Reproduce the lines of the material exactly, excluding every image.

(Dataset listings of figures)
═══

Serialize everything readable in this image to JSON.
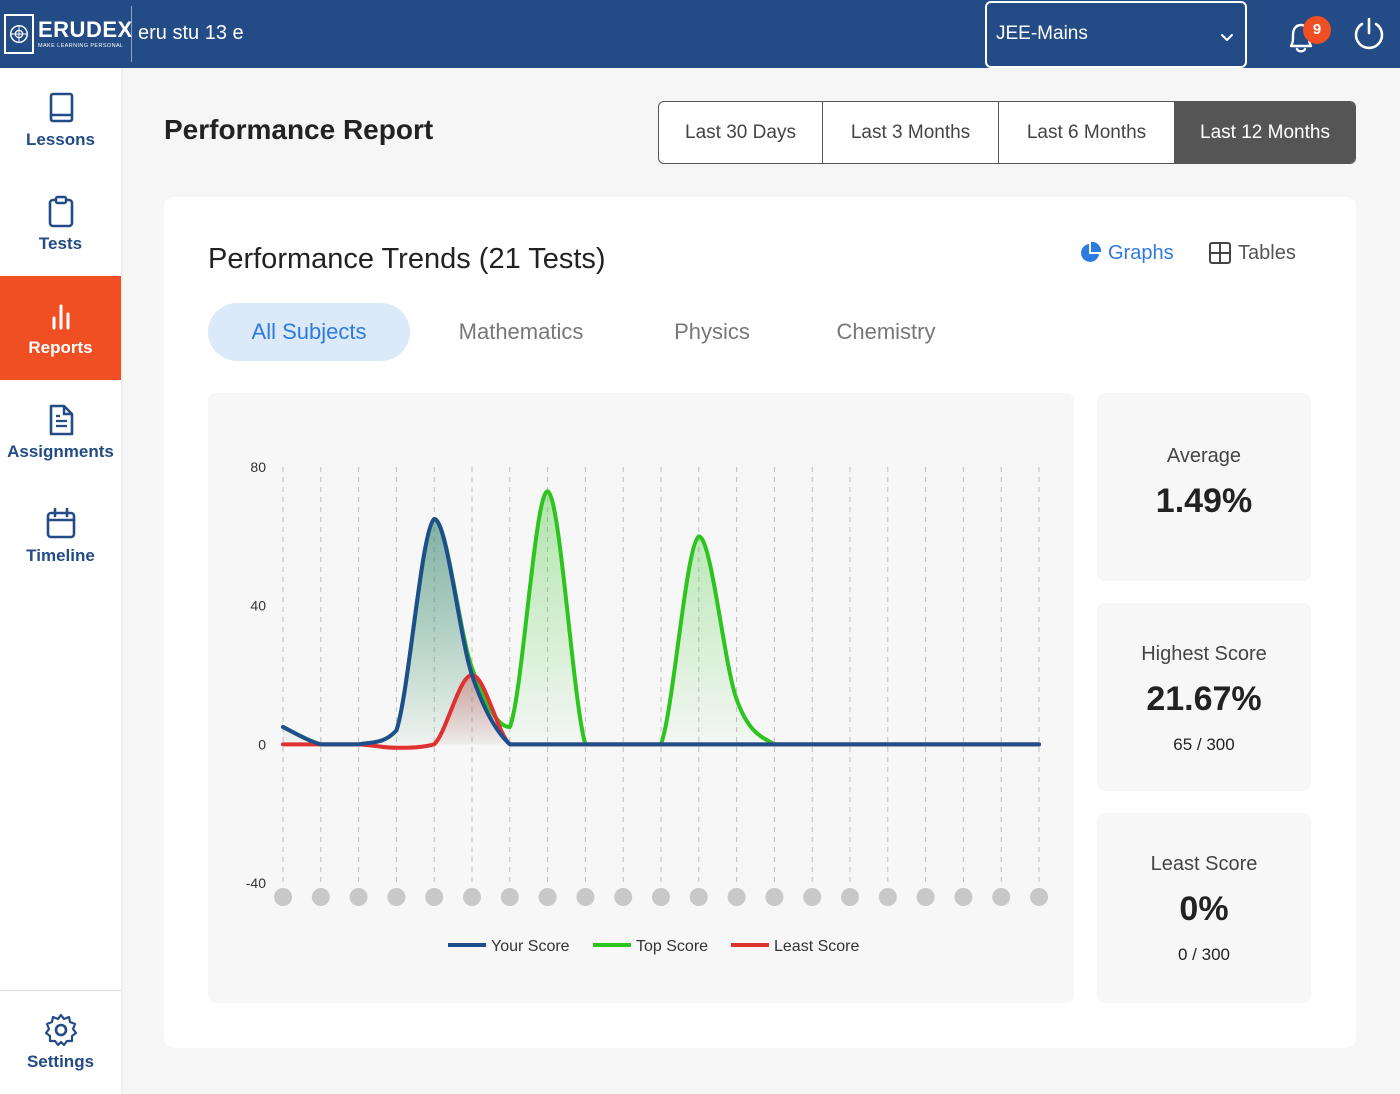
{
  "header": {
    "logo_name": "ERUDEX",
    "logo_tagline": "MAKE LEARNING PERSONAL",
    "user_name": "eru stu 13 e",
    "course": "JEE-Mains",
    "notification_count": "9"
  },
  "sidebar": {
    "items": [
      {
        "label": "Lessons",
        "icon": "book-icon"
      },
      {
        "label": "Tests",
        "icon": "clipboard-icon"
      },
      {
        "label": "Reports",
        "icon": "bar-chart-icon",
        "active": true
      },
      {
        "label": "Assignments",
        "icon": "document-icon"
      },
      {
        "label": "Timeline",
        "icon": "calendar-icon"
      }
    ],
    "settings_label": "Settings"
  },
  "page": {
    "title": "Performance Report",
    "ranges": [
      "Last 30 Days",
      "Last 3 Months",
      "Last 6 Months",
      "Last 12 Months"
    ],
    "active_range": "Last 12 Months"
  },
  "card": {
    "title": "Performance Trends (21 Tests)",
    "view_graphs": "Graphs",
    "view_tables": "Tables",
    "tabs": [
      "All Subjects",
      "Mathematics",
      "Physics",
      "Chemistry"
    ],
    "active_tab": "All Subjects"
  },
  "stats": {
    "average": {
      "label": "Average",
      "value": "1.49%"
    },
    "highest": {
      "label": "Highest Score",
      "value": "21.67%",
      "sub": "65 / 300"
    },
    "least": {
      "label": "Least Score",
      "value": "0%",
      "sub": "0 / 300"
    }
  },
  "colors": {
    "primary": "#234b86",
    "accent": "#f04e23",
    "your_score": "#1f4e8c",
    "top_score": "#2ec41f",
    "least_score": "#e03131",
    "active_tab": "#2d7ae0"
  },
  "chart_data": {
    "type": "line",
    "x": [
      1,
      2,
      3,
      4,
      5,
      6,
      7,
      8,
      9,
      10,
      11,
      12,
      13,
      14,
      15,
      16,
      17,
      18,
      19,
      20,
      21
    ],
    "ylim": [
      -40,
      80
    ],
    "yticks": [
      "80",
      "40",
      "0",
      "-40"
    ],
    "grid": "vertical dashed",
    "legend_position": "bottom",
    "series": [
      {
        "name": "Your Score",
        "values": [
          5,
          0,
          0,
          4,
          65,
          20,
          0,
          0,
          0,
          0,
          0,
          0,
          0,
          0,
          0,
          0,
          0,
          0,
          0,
          0,
          0
        ]
      },
      {
        "name": "Top Score",
        "values": [
          5,
          0,
          0,
          4,
          65,
          22,
          5,
          73,
          0,
          0,
          0,
          60,
          13,
          0,
          0,
          0,
          0,
          0,
          0,
          0,
          0
        ]
      },
      {
        "name": "Least Score",
        "values": [
          0,
          0,
          0,
          -1,
          0,
          20,
          0,
          0,
          0,
          0,
          0,
          0,
          0,
          0,
          0,
          0,
          0,
          0,
          0,
          0,
          0
        ]
      }
    ]
  }
}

═══

Output »
Serialize everything readable in this image to JSON.
{
  "header": {
    "logo_name": "ERUDEX",
    "logo_tagline": "MAKE LEARNING PERSONAL",
    "user_name": "eru stu 13 e",
    "course": "JEE-Mains",
    "notification_count": "9"
  },
  "sidebar": {
    "items": [
      {
        "label": "Lessons",
        "icon": "book-icon"
      },
      {
        "label": "Tests",
        "icon": "clipboard-icon"
      },
      {
        "label": "Reports",
        "icon": "bar-chart-icon",
        "active": true
      },
      {
        "label": "Assignments",
        "icon": "document-icon"
      },
      {
        "label": "Timeline",
        "icon": "calendar-icon"
      }
    ],
    "settings_label": "Settings"
  },
  "page": {
    "title": "Performance Report",
    "ranges": [
      "Last 30 Days",
      "Last 3 Months",
      "Last 6 Months",
      "Last 12 Months"
    ],
    "active_range": "Last 12 Months"
  },
  "card": {
    "title": "Performance Trends (21 Tests)",
    "view_graphs": "Graphs",
    "view_tables": "Tables",
    "tabs": [
      "All Subjects",
      "Mathematics",
      "Physics",
      "Chemistry"
    ],
    "active_tab": "All Subjects"
  },
  "stats": {
    "average": {
      "label": "Average",
      "value": "1.49%"
    },
    "highest": {
      "label": "Highest Score",
      "value": "21.67%",
      "sub": "65 / 300"
    },
    "least": {
      "label": "Least Score",
      "value": "0%",
      "sub": "0 / 300"
    }
  },
  "colors": {
    "primary": "#234b86",
    "accent": "#f04e23",
    "your_score": "#1f4e8c",
    "top_score": "#2ec41f",
    "least_score": "#e03131",
    "active_tab": "#2d7ae0"
  },
  "chart_data": {
    "type": "line",
    "x": [
      1,
      2,
      3,
      4,
      5,
      6,
      7,
      8,
      9,
      10,
      11,
      12,
      13,
      14,
      15,
      16,
      17,
      18,
      19,
      20,
      21
    ],
    "ylim": [
      -40,
      80
    ],
    "yticks": [
      "80",
      "40",
      "0",
      "-40"
    ],
    "grid": "vertical dashed",
    "legend_position": "bottom",
    "series": [
      {
        "name": "Your Score",
        "values": [
          5,
          0,
          0,
          4,
          65,
          20,
          0,
          0,
          0,
          0,
          0,
          0,
          0,
          0,
          0,
          0,
          0,
          0,
          0,
          0,
          0
        ]
      },
      {
        "name": "Top Score",
        "values": [
          5,
          0,
          0,
          4,
          65,
          22,
          5,
          73,
          0,
          0,
          0,
          60,
          13,
          0,
          0,
          0,
          0,
          0,
          0,
          0,
          0
        ]
      },
      {
        "name": "Least Score",
        "values": [
          0,
          0,
          0,
          -1,
          0,
          20,
          0,
          0,
          0,
          0,
          0,
          0,
          0,
          0,
          0,
          0,
          0,
          0,
          0,
          0,
          0
        ]
      }
    ]
  }
}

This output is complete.